Description of the task. Every record below should be printed exactly as it appears.
--- Begin Records for this exercise ---
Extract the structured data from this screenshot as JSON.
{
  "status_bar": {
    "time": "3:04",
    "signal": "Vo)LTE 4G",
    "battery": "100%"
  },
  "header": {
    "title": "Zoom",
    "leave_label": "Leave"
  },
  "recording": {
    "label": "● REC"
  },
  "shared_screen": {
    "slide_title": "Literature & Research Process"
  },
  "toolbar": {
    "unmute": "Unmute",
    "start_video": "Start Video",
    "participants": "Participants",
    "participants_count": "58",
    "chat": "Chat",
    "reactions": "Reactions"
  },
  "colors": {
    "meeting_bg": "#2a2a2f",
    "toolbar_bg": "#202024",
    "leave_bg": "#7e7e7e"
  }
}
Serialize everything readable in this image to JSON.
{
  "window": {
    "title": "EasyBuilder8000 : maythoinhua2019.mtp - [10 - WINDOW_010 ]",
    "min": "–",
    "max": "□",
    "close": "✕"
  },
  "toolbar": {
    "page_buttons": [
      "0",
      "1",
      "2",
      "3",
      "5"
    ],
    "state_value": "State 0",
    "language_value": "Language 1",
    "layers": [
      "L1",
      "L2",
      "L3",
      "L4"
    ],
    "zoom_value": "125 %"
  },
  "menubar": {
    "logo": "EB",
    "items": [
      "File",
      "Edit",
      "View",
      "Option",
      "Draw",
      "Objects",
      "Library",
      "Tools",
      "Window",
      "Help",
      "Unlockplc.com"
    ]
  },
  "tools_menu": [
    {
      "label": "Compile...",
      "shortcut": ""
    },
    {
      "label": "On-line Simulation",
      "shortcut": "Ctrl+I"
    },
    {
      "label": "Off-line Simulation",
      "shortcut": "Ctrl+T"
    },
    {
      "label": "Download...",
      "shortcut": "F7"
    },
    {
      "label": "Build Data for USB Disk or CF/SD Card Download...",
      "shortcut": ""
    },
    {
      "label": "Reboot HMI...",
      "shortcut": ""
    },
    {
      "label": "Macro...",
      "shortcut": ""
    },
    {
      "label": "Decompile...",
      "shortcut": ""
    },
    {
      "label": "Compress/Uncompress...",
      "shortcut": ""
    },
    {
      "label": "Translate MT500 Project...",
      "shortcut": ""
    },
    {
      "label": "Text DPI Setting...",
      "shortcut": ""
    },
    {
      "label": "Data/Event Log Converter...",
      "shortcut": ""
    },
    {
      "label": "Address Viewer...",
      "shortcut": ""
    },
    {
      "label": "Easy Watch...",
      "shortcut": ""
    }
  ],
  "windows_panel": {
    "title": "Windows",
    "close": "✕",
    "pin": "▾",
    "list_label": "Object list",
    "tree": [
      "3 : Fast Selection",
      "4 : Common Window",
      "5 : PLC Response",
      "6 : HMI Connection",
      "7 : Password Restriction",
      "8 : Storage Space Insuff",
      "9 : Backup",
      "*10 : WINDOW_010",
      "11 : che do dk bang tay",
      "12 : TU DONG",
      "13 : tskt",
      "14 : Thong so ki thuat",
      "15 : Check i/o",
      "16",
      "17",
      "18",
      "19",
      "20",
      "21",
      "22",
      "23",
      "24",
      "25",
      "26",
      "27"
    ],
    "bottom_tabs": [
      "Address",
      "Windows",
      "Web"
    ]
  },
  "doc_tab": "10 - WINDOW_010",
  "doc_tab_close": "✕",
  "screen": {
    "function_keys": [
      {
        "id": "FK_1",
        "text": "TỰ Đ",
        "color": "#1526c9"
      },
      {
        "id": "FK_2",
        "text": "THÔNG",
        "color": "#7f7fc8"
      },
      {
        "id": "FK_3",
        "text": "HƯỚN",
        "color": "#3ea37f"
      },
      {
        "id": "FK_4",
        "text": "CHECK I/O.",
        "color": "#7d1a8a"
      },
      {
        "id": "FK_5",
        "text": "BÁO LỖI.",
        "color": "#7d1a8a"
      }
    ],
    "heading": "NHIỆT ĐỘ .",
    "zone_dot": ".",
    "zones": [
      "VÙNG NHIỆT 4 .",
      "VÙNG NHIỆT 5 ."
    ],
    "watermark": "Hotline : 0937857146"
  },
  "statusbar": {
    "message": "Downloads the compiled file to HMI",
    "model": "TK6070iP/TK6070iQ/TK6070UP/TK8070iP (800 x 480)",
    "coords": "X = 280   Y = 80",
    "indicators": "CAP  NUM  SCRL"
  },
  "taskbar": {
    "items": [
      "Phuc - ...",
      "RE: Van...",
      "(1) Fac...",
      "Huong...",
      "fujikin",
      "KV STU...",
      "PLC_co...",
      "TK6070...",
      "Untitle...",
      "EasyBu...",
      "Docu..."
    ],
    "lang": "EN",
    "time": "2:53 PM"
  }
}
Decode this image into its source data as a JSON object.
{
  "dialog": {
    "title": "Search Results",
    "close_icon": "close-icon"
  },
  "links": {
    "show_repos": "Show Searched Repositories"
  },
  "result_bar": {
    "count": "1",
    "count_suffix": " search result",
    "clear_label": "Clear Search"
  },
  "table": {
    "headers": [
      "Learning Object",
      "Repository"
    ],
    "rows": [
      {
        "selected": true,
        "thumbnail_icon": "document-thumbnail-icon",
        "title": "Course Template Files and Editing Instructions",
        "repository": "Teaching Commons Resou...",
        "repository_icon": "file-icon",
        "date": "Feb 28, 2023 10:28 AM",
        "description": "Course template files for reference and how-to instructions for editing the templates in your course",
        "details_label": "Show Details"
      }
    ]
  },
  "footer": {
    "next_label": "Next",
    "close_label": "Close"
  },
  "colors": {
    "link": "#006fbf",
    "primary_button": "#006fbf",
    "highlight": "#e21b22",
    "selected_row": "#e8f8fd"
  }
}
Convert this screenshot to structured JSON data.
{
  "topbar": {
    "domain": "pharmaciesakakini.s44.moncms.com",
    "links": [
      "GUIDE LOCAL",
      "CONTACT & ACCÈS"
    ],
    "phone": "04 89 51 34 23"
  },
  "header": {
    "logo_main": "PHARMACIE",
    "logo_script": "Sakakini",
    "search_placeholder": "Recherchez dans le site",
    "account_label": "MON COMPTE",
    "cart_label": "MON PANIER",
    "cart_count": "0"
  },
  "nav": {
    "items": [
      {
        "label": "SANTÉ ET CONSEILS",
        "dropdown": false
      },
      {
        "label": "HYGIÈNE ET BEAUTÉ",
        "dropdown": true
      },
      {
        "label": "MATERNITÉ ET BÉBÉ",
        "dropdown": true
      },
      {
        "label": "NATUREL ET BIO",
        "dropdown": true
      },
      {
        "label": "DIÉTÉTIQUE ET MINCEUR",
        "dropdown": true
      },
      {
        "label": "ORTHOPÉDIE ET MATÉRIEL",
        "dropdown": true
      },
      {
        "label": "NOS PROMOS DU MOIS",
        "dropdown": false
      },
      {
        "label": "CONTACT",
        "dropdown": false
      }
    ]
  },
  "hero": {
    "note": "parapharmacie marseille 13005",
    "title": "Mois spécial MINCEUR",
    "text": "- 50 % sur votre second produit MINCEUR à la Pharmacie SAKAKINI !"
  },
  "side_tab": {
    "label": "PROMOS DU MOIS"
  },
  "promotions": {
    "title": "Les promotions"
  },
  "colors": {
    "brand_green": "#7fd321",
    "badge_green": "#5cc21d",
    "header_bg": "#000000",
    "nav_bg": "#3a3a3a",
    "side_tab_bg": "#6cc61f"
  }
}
--- End Records for this exercise ---
Answer to this problem.
Extract the structured data from this screenshot as JSON.
{
  "status_bar": {
    "time": "3:04",
    "signal": "Vo)LTE 4G",
    "battery": "100%"
  },
  "header": {
    "title": "Zoom",
    "leave_label": "Leave"
  },
  "recording": {
    "label": "● REC"
  },
  "shared_screen": {
    "slide_title": "Literature & Research Process"
  },
  "toolbar": {
    "unmute": "Unmute",
    "start_video": "Start Video",
    "participants": "Participants",
    "participants_count": "58",
    "chat": "Chat",
    "reactions": "Reactions"
  },
  "colors": {
    "meeting_bg": "#2a2a2f",
    "toolbar_bg": "#202024",
    "leave_bg": "#7e7e7e"
  }
}
Serialize everything readable in this image to JSON.
{
  "window": {
    "title": "EasyBuilder8000 : maythoinhua2019.mtp - [10 - WINDOW_010 ]",
    "min": "–",
    "max": "□",
    "close": "✕"
  },
  "toolbar": {
    "page_buttons": [
      "0",
      "1",
      "2",
      "3",
      "5"
    ],
    "state_value": "State 0",
    "language_value": "Language 1",
    "layers": [
      "L1",
      "L2",
      "L3",
      "L4"
    ],
    "zoom_value": "125 %"
  },
  "menubar": {
    "logo": "EB",
    "items": [
      "File",
      "Edit",
      "View",
      "Option",
      "Draw",
      "Objects",
      "Library",
      "Tools",
      "Window",
      "Help",
      "Unlockplc.com"
    ]
  },
  "tools_menu": [
    {
      "label": "Compile...",
      "shortcut": ""
    },
    {
      "label": "On-line Simulation",
      "shortcut": "Ctrl+I"
    },
    {
      "label": "Off-line Simulation",
      "shortcut": "Ctrl+T"
    },
    {
      "label": "Download...",
      "shortcut": "F7"
    },
    {
      "label": "Build Data for USB Disk or CF/SD Card Download...",
      "shortcut": ""
    },
    {
      "label": "Reboot HMI...",
      "shortcut": ""
    },
    {
      "label": "Macro...",
      "shortcut": ""
    },
    {
      "label": "Decompile...",
      "shortcut": ""
    },
    {
      "label": "Compress/Uncompress...",
      "shortcut": ""
    },
    {
      "label": "Translate MT500 Project...",
      "shortcut": ""
    },
    {
      "label": "Text DPI Setting...",
      "shortcut": ""
    },
    {
      "label": "Data/Event Log Converter...",
      "shortcut": ""
    },
    {
      "label": "Address Viewer...",
      "shortcut": ""
    },
    {
      "label": "Easy Watch...",
      "shortcut": ""
    }
  ],
  "windows_panel": {
    "title": "Windows",
    "close": "✕",
    "pin": "▾",
    "list_label": "Object list",
    "tree": [
      "3 : Fast Selection",
      "4 : Common Window",
      "5 : PLC Response",
      "6 : HMI Connection",
      "7 : Password Restriction",
      "8 : Storage Space Insuff",
      "9 : Backup",
      "*10 : WINDOW_010",
      "11 : che do dk bang tay",
      "12 : TU DONG",
      "13 : tskt",
      "14 : Thong so ki thuat",
      "15 : Check i/o",
      "16",
      "17",
      "18",
      "19",
      "20",
      "21",
      "22",
      "23",
      "24",
      "25",
      "26",
      "27"
    ],
    "bottom_tabs": [
      "Address",
      "Windows",
      "Web"
    ]
  },
  "doc_tab": "10 - WINDOW_010",
  "doc_tab_close": "✕",
  "screen": {
    "function_keys": [
      {
        "id": "FK_1",
        "text": "TỰ Đ",
        "color": "#1526c9"
      },
      {
        "id": "FK_2",
        "text": "THÔNG",
        "color": "#7f7fc8"
      },
      {
        "id": "FK_3",
        "text": "HƯỚN",
        "color": "#3ea37f"
      },
      {
        "id": "FK_4",
        "text": "CHECK I/O.",
        "color": "#7d1a8a"
      },
      {
        "id": "FK_5",
        "text": "BÁO LỖI.",
        "color": "#7d1a8a"
      }
    ],
    "heading": "NHIỆT ĐỘ .",
    "zone_dot": ".",
    "zones": [
      "VÙNG NHIỆT 4 .",
      "VÙNG NHIỆT 5 ."
    ],
    "watermark": "Hotline : 0937857146"
  },
  "statusbar": {
    "message": "Downloads the compiled file to HMI",
    "model": "TK6070iP/TK6070iQ/TK6070UP/TK8070iP (800 x 480)",
    "coords": "X = 280   Y = 80",
    "indicators": "CAP  NUM  SCRL"
  },
  "taskbar": {
    "items": [
      "Phuc - ...",
      "RE: Van...",
      "(1) Fac...",
      "Huong...",
      "fujikin",
      "KV STU...",
      "PLC_co...",
      "TK6070...",
      "Untitle...",
      "EasyBu...",
      "Docu..."
    ],
    "lang": "EN",
    "time": "2:53 PM"
  }
}
Decode this image into its source data as a JSON object.
{
  "dialog": {
    "title": "Search Results",
    "close_icon": "close-icon"
  },
  "links": {
    "show_repos": "Show Searched Repositories"
  },
  "result_bar": {
    "count": "1",
    "count_suffix": " search result",
    "clear_label": "Clear Search"
  },
  "table": {
    "headers": [
      "Learning Object",
      "Repository"
    ],
    "rows": [
      {
        "selected": true,
        "thumbnail_icon": "document-thumbnail-icon",
        "title": "Course Template Files and Editing Instructions",
        "repository": "Teaching Commons Resou...",
        "repository_icon": "file-icon",
        "date": "Feb 28, 2023 10:28 AM",
        "description": "Course template files for reference and how-to instructions for editing the templates in your course",
        "details_label": "Show Details"
      }
    ]
  },
  "footer": {
    "next_label": "Next",
    "close_label": "Close"
  },
  "colors": {
    "link": "#006fbf",
    "primary_button": "#006fbf",
    "highlight": "#e21b22",
    "selected_row": "#e8f8fd"
  }
}
Convert this screenshot to structured JSON data.
{
  "topbar": {
    "domain": "pharmaciesakakini.s44.moncms.com",
    "links": [
      "GUIDE LOCAL",
      "CONTACT & ACCÈS"
    ],
    "phone": "04 89 51 34 23"
  },
  "header": {
    "logo_main": "PHARMACIE",
    "logo_script": "Sakakini",
    "search_placeholder": "Recherchez dans le site",
    "account_label": "MON COMPTE",
    "cart_label": "MON PANIER",
    "cart_count": "0"
  },
  "nav": {
    "items": [
      {
        "label": "SANTÉ ET CONSEILS",
        "dropdown": false
      },
      {
        "label": "HYGIÈNE ET BEAUTÉ",
        "dropdown": true
      },
      {
        "label": "MATERNITÉ ET BÉBÉ",
        "dropdown": true
      },
      {
        "label": "NATUREL ET BIO",
        "dropdown": true
      },
      {
        "label": "DIÉTÉTIQUE ET MINCEUR",
        "dropdown": true
      },
      {
        "label": "ORTHOPÉDIE ET MATÉRIEL",
        "dropdown": true
      },
      {
        "label": "NOS PROMOS DU MOIS",
        "dropdown": false
      },
      {
        "label": "CONTACT",
        "dropdown": false
      }
    ]
  },
  "hero": {
    "note": "parapharmacie marseille 13005",
    "title": "Mois spécial MINCEUR",
    "text": "- 50 % sur votre second produit MINCEUR à la Pharmacie SAKAKINI !"
  },
  "side_tab": {
    "label": "PROMOS DU MOIS"
  },
  "promotions": {
    "title": "Les promotions"
  },
  "colors": {
    "brand_green": "#7fd321",
    "badge_green": "#5cc21d",
    "header_bg": "#000000",
    "nav_bg": "#3a3a3a",
    "side_tab_bg": "#6cc61f"
  }
}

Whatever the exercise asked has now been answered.